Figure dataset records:
:::::
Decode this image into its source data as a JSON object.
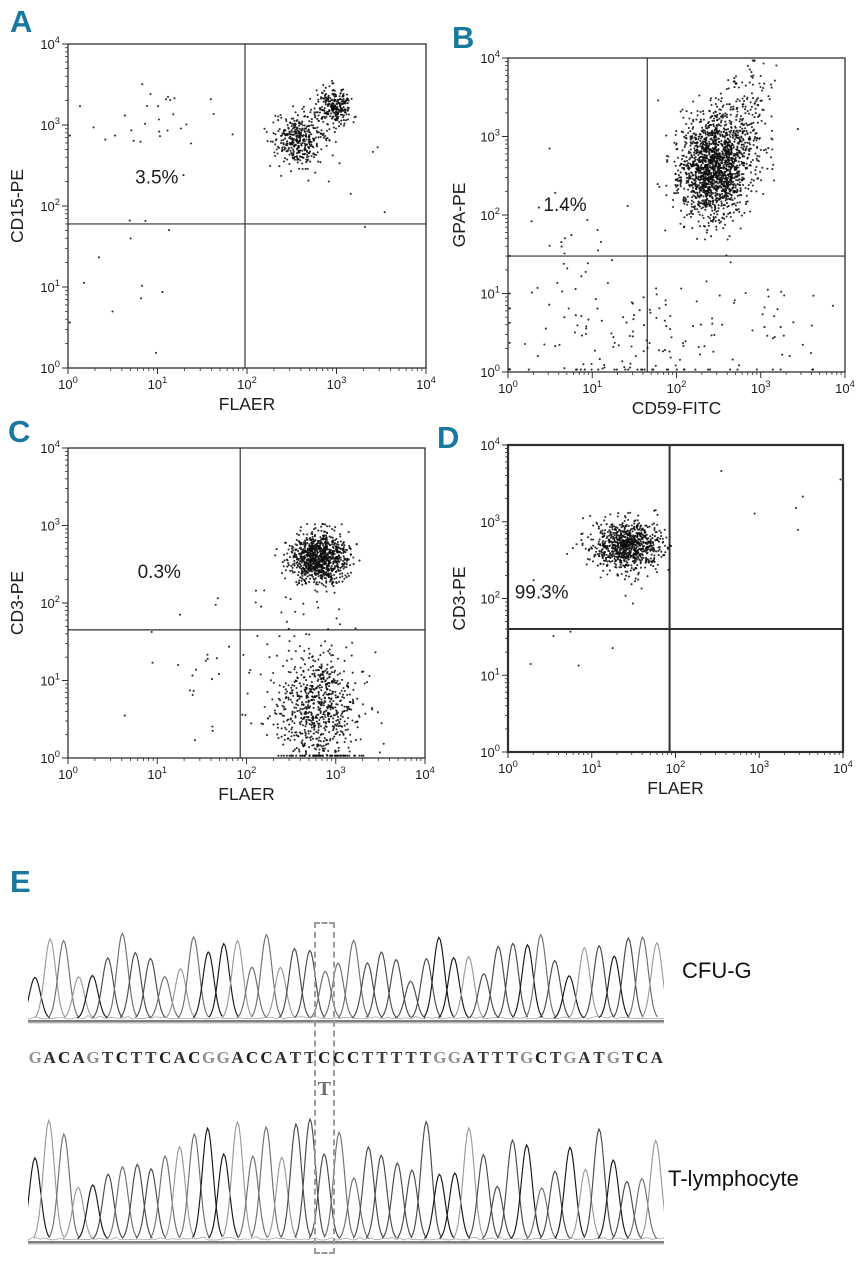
{
  "colors": {
    "panel_letter": "#1878a0",
    "point": "#0c0c0c",
    "frame": "#2f2f2f",
    "annotation_text": "#111111"
  },
  "chart_data": [
    {
      "type": "scatter",
      "panel": "A",
      "xlabel": "FLAER",
      "ylabel": "CD15-PE",
      "xscale": "log",
      "yscale": "log",
      "xlim": [
        1,
        10000
      ],
      "ylim": [
        1,
        10000
      ],
      "tick_exponents": [
        0,
        1,
        2,
        3,
        4
      ],
      "tick_labels": [
        "10^0",
        "10^1",
        "10^2",
        "10^3",
        "10^4"
      ],
      "quadrant": {
        "x": 95,
        "y": 60
      },
      "annotation": {
        "text": "3.5%",
        "lx": 0.75,
        "ly": 2.28
      },
      "clusters": [
        {
          "label": "FLAER-positive granulocytes lower",
          "cx": 2.58,
          "cy": 2.83,
          "sx": 0.14,
          "sy": 0.16,
          "n": 380
        },
        {
          "label": "FLAER-positive granulocytes upper",
          "cx": 2.97,
          "cy": 3.22,
          "sx": 0.1,
          "sy": 0.11,
          "n": 260
        },
        {
          "label": "FLAER-negative PNH events",
          "cx": 0.85,
          "cy": 2.95,
          "sx": 0.45,
          "sy": 0.28,
          "n": 30
        },
        {
          "label": "low debris",
          "cx": 0.9,
          "cy": 0.9,
          "sx": 0.45,
          "sy": 0.55,
          "n": 12
        },
        {
          "label": "stray events",
          "cx": 3.3,
          "cy": 2.3,
          "sx": 0.35,
          "sy": 0.7,
          "n": 8
        }
      ]
    },
    {
      "type": "scatter",
      "panel": "B",
      "xlabel": "CD59-FITC",
      "ylabel": "GPA-PE",
      "xscale": "log",
      "yscale": "log",
      "xlim": [
        1,
        10000
      ],
      "ylim": [
        1,
        10000
      ],
      "tick_exponents": [
        0,
        1,
        2,
        3,
        4
      ],
      "tick_labels": [
        "10^0",
        "10^1",
        "10^2",
        "10^3",
        "10^4"
      ],
      "quadrant": {
        "x": 45,
        "y": 30
      },
      "annotation": {
        "text": "1.4%",
        "lx": 0.42,
        "ly": 2.05
      },
      "clusters": [
        {
          "label": "CD59-positive erythrocytes core",
          "cx": 2.42,
          "cy": 2.55,
          "sx": 0.2,
          "sy": 0.3,
          "n": 1400
        },
        {
          "label": "CD59-positive upper tail",
          "cx": 2.62,
          "cy": 2.95,
          "sx": 0.22,
          "sy": 0.3,
          "n": 420
        },
        {
          "label": "high GPA tail",
          "cx": 2.85,
          "cy": 3.5,
          "sx": 0.18,
          "sy": 0.22,
          "n": 60
        },
        {
          "label": "GPA-negative bottom band",
          "cx": 1.6,
          "cy": 0.35,
          "sx": 0.75,
          "sy": 0.4,
          "n": 140
        },
        {
          "label": "left sparse",
          "cx": 0.9,
          "cy": 1.5,
          "sx": 0.45,
          "sy": 0.5,
          "n": 28
        },
        {
          "label": "bottom right sparse",
          "cx": 3.2,
          "cy": 0.6,
          "sx": 0.35,
          "sy": 0.5,
          "n": 25
        }
      ]
    },
    {
      "type": "scatter",
      "panel": "C",
      "xlabel": "FLAER",
      "ylabel": "CD3-PE",
      "xscale": "log",
      "yscale": "log",
      "xlim": [
        1,
        10000
      ],
      "ylim": [
        1,
        10000
      ],
      "tick_exponents": [
        0,
        1,
        2,
        3,
        4
      ],
      "tick_labels": [
        "10^0",
        "10^1",
        "10^2",
        "10^3",
        "10^4"
      ],
      "quadrant": {
        "x": 85,
        "y": 45
      },
      "annotation": {
        "text": "0.3%",
        "lx": 0.78,
        "ly": 2.32
      },
      "clusters": [
        {
          "label": "CD3+ FLAER+ T lymphocytes",
          "cx": 2.82,
          "cy": 2.58,
          "sx": 0.16,
          "sy": 0.16,
          "n": 950
        },
        {
          "label": "CD3- FLAER+ events",
          "cx": 2.78,
          "cy": 0.6,
          "sx": 0.24,
          "sy": 0.42,
          "n": 750
        },
        {
          "label": "left sparse",
          "cx": 1.7,
          "cy": 0.9,
          "sx": 0.55,
          "sy": 0.45,
          "n": 30
        },
        {
          "label": "mid sparse",
          "cx": 2.2,
          "cy": 1.9,
          "sx": 0.4,
          "sy": 0.4,
          "n": 15
        }
      ]
    },
    {
      "type": "scatter",
      "panel": "D",
      "thick": true,
      "xlabel": "FLAER",
      "ylabel": "CD3-PE",
      "xscale": "log",
      "yscale": "log",
      "xlim": [
        1,
        10000
      ],
      "ylim": [
        1,
        10000
      ],
      "tick_exponents": [
        0,
        1,
        2,
        3,
        4
      ],
      "tick_labels": [
        "10^0",
        "10^1",
        "10^2",
        "10^3",
        "10^4"
      ],
      "quadrant": {
        "x": 85,
        "y": 40
      },
      "annotation": {
        "text": "99.3%",
        "lx": 0.08,
        "ly": 2.0
      },
      "clusters": [
        {
          "label": "CD3+ FLAER-negative T lymphocytes",
          "cx": 1.42,
          "cy": 2.68,
          "sx": 0.2,
          "sy": 0.16,
          "n": 850
        },
        {
          "label": "sparse low",
          "cx": 1.0,
          "cy": 1.4,
          "sx": 0.5,
          "sy": 0.5,
          "n": 8
        },
        {
          "label": "sparse high right",
          "cx": 3.1,
          "cy": 3.4,
          "sx": 0.5,
          "sy": 0.35,
          "n": 6
        }
      ]
    },
    {
      "type": "chromatogram",
      "panel": "E",
      "sequence": "GACAGTCTTCACGGACCATTCCCTTTTTGGATTTGCTGATGTCA",
      "variant": {
        "index": 20,
        "ref": "C",
        "alt": "T"
      },
      "traces": [
        {
          "label": "CFU-G"
        },
        {
          "label": "T-lymphocyte"
        }
      ],
      "trace_colors": {
        "A": "#9a9a9a",
        "C": "#6f6f6f",
        "G": "#161616",
        "T": "#4a4a4a"
      },
      "letter_colors": {
        "A": "#2e2e2e",
        "C": "#1f1f1f",
        "G": "#8e8e8e",
        "T": "#3c3c3c"
      }
    }
  ]
}
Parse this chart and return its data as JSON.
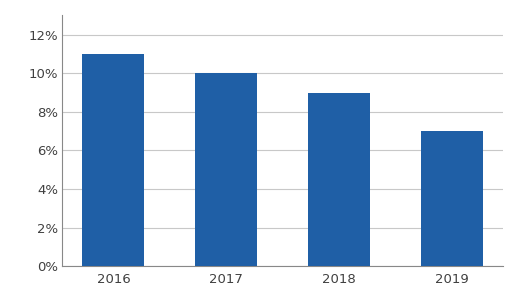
{
  "categories": [
    "2016",
    "2017",
    "2018",
    "2019"
  ],
  "values": [
    0.11,
    0.1,
    0.09,
    0.07
  ],
  "bar_color": "#1F5FA6",
  "ylim": [
    0,
    0.13
  ],
  "yticks": [
    0.0,
    0.02,
    0.04,
    0.06,
    0.08,
    0.1,
    0.12
  ],
  "background_color": "#ffffff",
  "grid_color": "#c8c8c8",
  "tick_label_color": "#404040",
  "bar_width": 0.55,
  "tick_fontsize": 9.5
}
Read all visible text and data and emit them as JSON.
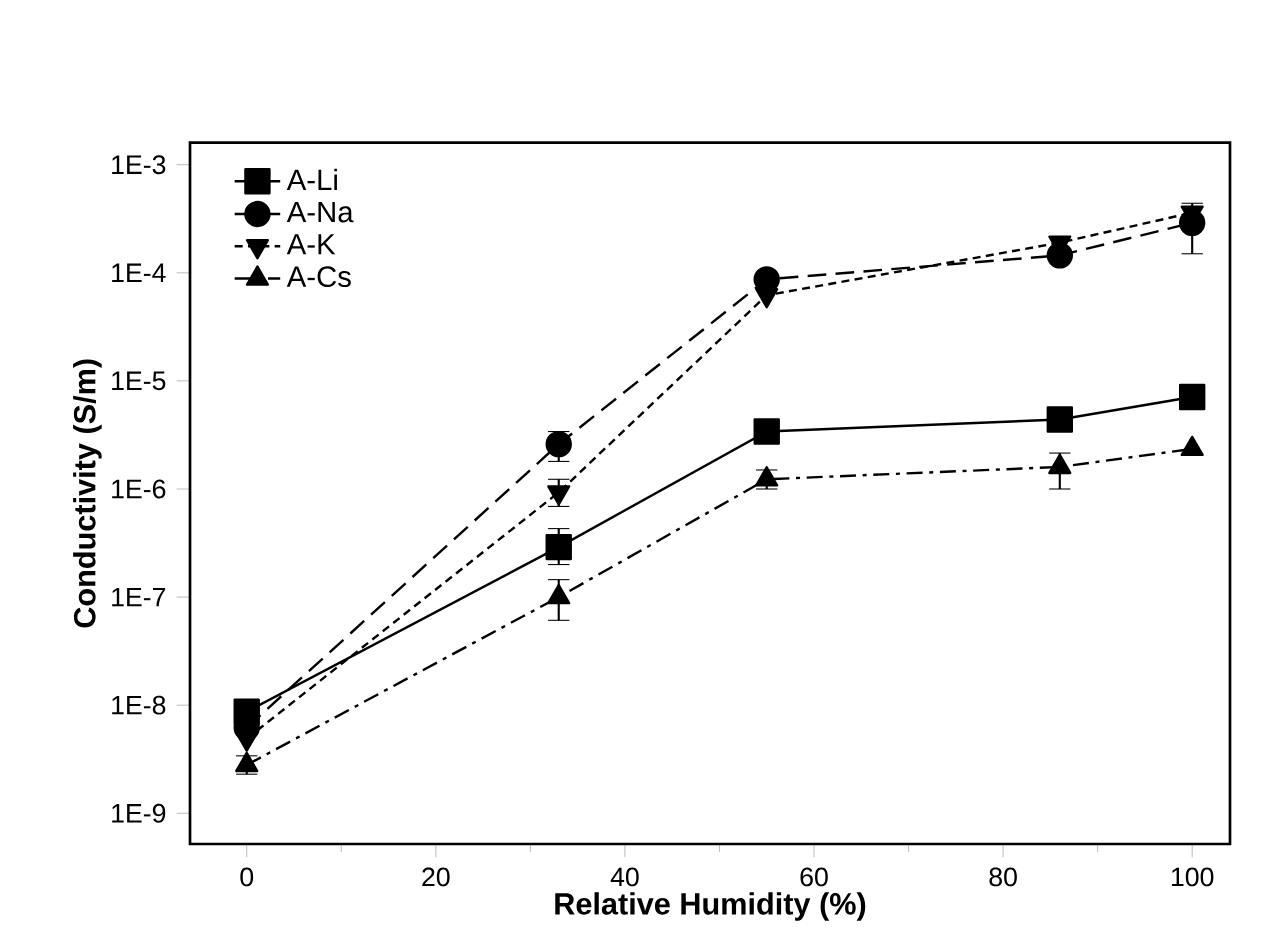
{
  "chart_data": {
    "type": "line",
    "xlabel": "Relative Humidity (%)",
    "ylabel": "Conductivity (S/m)",
    "x": [
      0,
      33,
      55,
      86,
      100
    ],
    "series": [
      {
        "name": "A-Li",
        "color": "#000000",
        "marker": "square",
        "line_style": "solid",
        "values": [
          8.7e-09,
          2.9e-07,
          3.4e-06,
          4.4e-06,
          7.1e-06
        ],
        "errors": [
          null,
          [
            2e-07,
            4.3e-07
          ],
          null,
          null,
          null
        ]
      },
      {
        "name": "A-Na",
        "color": "#000000",
        "marker": "circle",
        "line_style": "dashed",
        "values": [
          6.2e-09,
          2.6e-06,
          8.7e-05,
          0.000145,
          0.00029
        ],
        "errors": [
          null,
          [
            1.8e-06,
            3.4e-06
          ],
          null,
          null,
          [
            0.00015,
            0.00044
          ]
        ]
      },
      {
        "name": "A-K",
        "color": "#000000",
        "marker": "triangle-down",
        "line_style": "dotted",
        "values": [
          4.9e-09,
          9.3e-07,
          6.2e-05,
          0.00019,
          0.00036
        ],
        "errors": [
          null,
          [
            6.9e-07,
            1.23e-06
          ],
          null,
          null,
          null
        ]
      },
      {
        "name": "A-Cs",
        "color": "#000000",
        "marker": "triangle",
        "line_style": "dashdot",
        "values": [
          2.8e-09,
          1e-07,
          1.23e-06,
          1.6e-06,
          2.35e-06
        ],
        "errors": [
          [
            2.3e-09,
            3.4e-09
          ],
          [
            6.1e-08,
            1.45e-07
          ],
          [
            1e-06,
            1.5e-06
          ],
          [
            1e-06,
            2.15e-06
          ],
          null
        ]
      }
    ],
    "log": "y",
    "legend": "top left",
    "grid": false,
    "xlim": [
      -6,
      104
    ],
    "xticks": [
      0,
      20,
      40,
      60,
      80,
      100
    ],
    "ylim": [
      5.2e-10,
      0.0016
    ],
    "yticks": [
      {
        "value": 1e-09,
        "label": "1E-9"
      },
      {
        "value": 1e-08,
        "label": "1E-8"
      },
      {
        "value": 1e-07,
        "label": "1E-7"
      },
      {
        "value": 1e-06,
        "label": "1E-6"
      },
      {
        "value": 1e-05,
        "label": "1E-5"
      },
      {
        "value": 0.0001,
        "label": "1E-4"
      },
      {
        "value": 0.001,
        "label": "1E-3"
      }
    ]
  }
}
:::::
Check each line of the entries above for the word "upper". List the ones that have it.

Solved exercise ▸
          "label": "FLAER-positive granulocytes upper",
          "label": "CD59-positive upper tail",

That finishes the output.